| Objective |
Tally the lines containing the word "Carta" and give the total alone.

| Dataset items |
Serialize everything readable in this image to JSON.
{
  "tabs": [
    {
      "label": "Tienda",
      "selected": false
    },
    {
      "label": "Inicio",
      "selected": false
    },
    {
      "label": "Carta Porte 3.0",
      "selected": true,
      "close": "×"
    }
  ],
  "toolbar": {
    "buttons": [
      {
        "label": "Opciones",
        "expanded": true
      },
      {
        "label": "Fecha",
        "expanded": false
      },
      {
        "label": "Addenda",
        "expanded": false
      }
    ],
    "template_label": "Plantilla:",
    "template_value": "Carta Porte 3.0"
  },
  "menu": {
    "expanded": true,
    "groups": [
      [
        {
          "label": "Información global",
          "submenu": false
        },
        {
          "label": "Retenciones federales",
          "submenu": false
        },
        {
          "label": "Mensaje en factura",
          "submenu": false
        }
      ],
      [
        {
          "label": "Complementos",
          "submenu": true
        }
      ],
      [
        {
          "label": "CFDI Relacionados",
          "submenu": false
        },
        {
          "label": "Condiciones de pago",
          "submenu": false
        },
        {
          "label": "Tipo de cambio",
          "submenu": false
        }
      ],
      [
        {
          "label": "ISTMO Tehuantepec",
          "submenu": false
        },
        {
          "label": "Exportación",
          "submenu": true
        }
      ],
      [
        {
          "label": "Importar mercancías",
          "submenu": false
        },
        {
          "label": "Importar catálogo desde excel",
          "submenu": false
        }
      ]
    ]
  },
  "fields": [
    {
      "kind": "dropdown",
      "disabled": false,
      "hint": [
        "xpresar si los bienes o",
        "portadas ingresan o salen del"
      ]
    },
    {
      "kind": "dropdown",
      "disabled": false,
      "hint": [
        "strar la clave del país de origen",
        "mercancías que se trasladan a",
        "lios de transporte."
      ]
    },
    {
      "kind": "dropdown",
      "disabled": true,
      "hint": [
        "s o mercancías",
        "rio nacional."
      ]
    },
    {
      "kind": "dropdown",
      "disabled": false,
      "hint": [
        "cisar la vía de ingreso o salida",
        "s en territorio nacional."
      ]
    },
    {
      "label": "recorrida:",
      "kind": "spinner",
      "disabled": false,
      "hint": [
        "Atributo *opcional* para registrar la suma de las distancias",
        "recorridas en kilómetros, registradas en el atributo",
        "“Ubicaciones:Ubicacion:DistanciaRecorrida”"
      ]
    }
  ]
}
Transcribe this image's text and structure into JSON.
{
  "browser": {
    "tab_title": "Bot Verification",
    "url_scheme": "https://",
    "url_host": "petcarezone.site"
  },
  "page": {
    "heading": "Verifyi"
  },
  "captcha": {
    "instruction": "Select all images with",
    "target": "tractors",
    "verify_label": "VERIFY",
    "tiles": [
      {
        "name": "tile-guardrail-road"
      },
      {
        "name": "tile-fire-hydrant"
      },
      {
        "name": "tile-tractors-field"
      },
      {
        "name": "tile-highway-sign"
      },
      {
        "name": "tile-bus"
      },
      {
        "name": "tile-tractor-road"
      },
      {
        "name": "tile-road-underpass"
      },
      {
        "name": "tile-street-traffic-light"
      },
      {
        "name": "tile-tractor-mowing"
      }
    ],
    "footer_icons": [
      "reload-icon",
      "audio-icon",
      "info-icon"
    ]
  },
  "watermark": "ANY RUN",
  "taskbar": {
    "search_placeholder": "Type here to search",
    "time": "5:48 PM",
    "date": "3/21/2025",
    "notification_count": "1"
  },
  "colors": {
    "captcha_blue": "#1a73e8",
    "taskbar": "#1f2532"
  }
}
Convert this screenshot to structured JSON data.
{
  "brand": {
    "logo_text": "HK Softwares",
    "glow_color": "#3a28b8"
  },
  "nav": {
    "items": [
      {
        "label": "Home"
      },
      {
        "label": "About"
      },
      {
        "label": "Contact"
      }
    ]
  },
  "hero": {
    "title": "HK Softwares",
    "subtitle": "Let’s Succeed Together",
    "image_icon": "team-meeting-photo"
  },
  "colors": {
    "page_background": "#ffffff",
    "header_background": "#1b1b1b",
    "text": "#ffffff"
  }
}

| Exercise response |
2